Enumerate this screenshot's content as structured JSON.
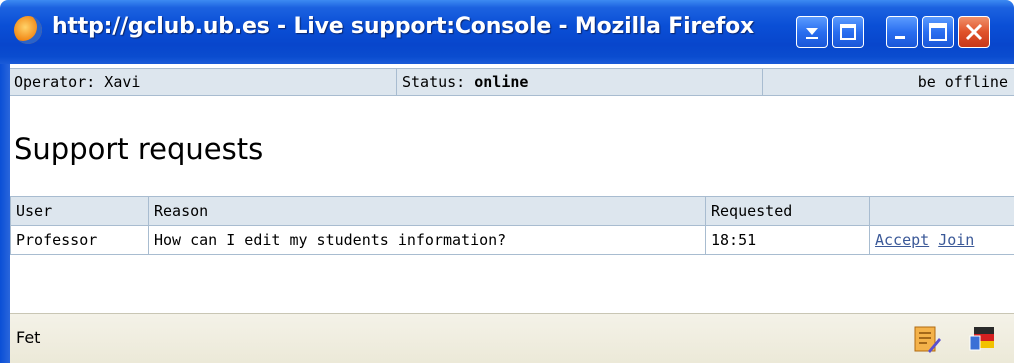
{
  "window": {
    "title": "http://gclub.ub.es - Live support:Console - Mozilla Firefox"
  },
  "infobar": {
    "operator": "Operator: Xavi",
    "status_label": "Status: ",
    "status_value": "online",
    "offline_link": "be offline"
  },
  "page": {
    "heading": "Support requests"
  },
  "table": {
    "headers": [
      "User",
      "Reason",
      "Requested",
      ""
    ],
    "rows": [
      {
        "user": "Professor",
        "reason": "How can I edit my students information?",
        "requested": "18:51",
        "accept_label": "Accept",
        "join_label": "Join"
      }
    ]
  },
  "statusbar": {
    "text": "Fet"
  },
  "icons": {
    "browser": "firefox-icon",
    "statusbar_right": [
      "edit-note-icon",
      "flag-icon"
    ]
  },
  "colors": {
    "titlebar": "#0a4fd6",
    "header_bg": "#dde6ee",
    "link": "#3b5998",
    "statusbar_bg": "#ece9d8"
  }
}
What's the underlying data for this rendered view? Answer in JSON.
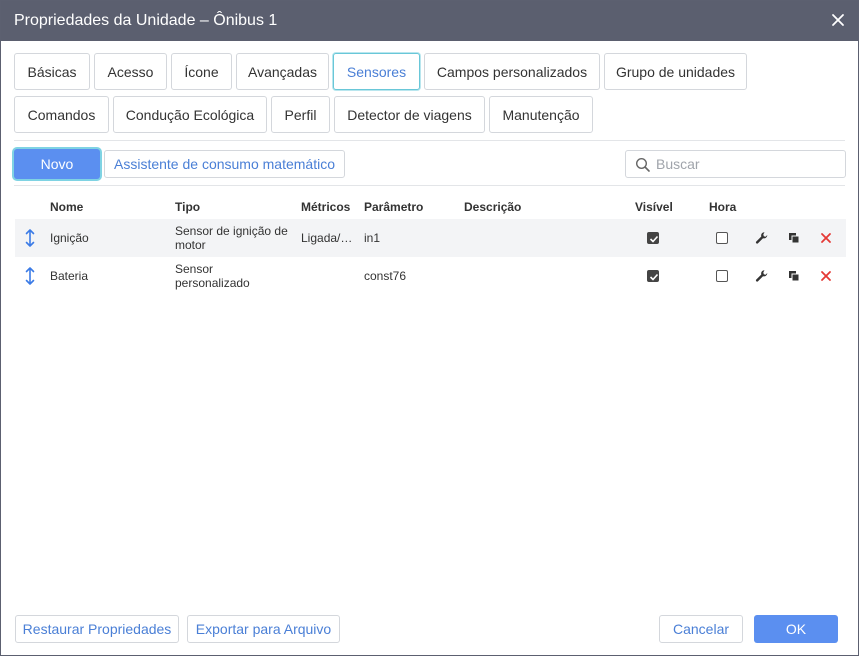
{
  "window": {
    "title": "Propriedades da Unidade – Ônibus 1"
  },
  "tabs": [
    {
      "label": "Básicas"
    },
    {
      "label": "Acesso"
    },
    {
      "label": "Ícone"
    },
    {
      "label": "Avançadas"
    },
    {
      "label": "Sensores",
      "active": true
    },
    {
      "label": "Campos personalizados"
    },
    {
      "label": "Grupo de unidades"
    },
    {
      "label": "Comandos"
    },
    {
      "label": "Condução Ecológica"
    },
    {
      "label": "Perfil"
    },
    {
      "label": "Detector de viagens"
    },
    {
      "label": "Manutenção"
    }
  ],
  "toolbar": {
    "new_label": "Novo",
    "wizard_label": "Assistente de consumo matemático",
    "search_placeholder": "Buscar"
  },
  "table": {
    "headers": {
      "name": "Nome",
      "type": "Tipo",
      "metrics": "Métricos",
      "parameter": "Parâmetro",
      "description": "Descrição",
      "visible": "Visível",
      "time": "Hora"
    },
    "rows": [
      {
        "name": "Ignição",
        "type_line1": "Sensor de ignição de",
        "type_line2": "motor",
        "metrics": "Ligada/…",
        "parameter": "in1",
        "description": "",
        "visible": true,
        "time": false
      },
      {
        "name": "Bateria",
        "type_line1": "Sensor",
        "type_line2": "personalizado",
        "metrics": "",
        "parameter": "const76",
        "description": "",
        "visible": true,
        "time": false
      }
    ]
  },
  "footer": {
    "restore_label": "Restaurar Propriedades",
    "export_label": "Exportar para Arquivo",
    "cancel_label": "Cancelar",
    "ok_label": "OK"
  },
  "colors": {
    "titlebar": "#5b5f6f",
    "accent": "#5b8ff0",
    "link": "#4a7fd6",
    "active_tab_border": "#69c7d8",
    "delete": "#e53935"
  },
  "icons": {
    "close": "close-icon",
    "search": "search-icon",
    "drag": "drag-handle-icon",
    "edit": "wrench-icon",
    "copy": "copy-icon",
    "delete": "delete-icon"
  }
}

:::::

EXERCISE BRIEF | Go through the preceding material and copy each line that has the word "metrics".

THE OUTPUT |
      "metrics": "Métricos",
        "metrics": "Ligada/…",
        "metrics": "",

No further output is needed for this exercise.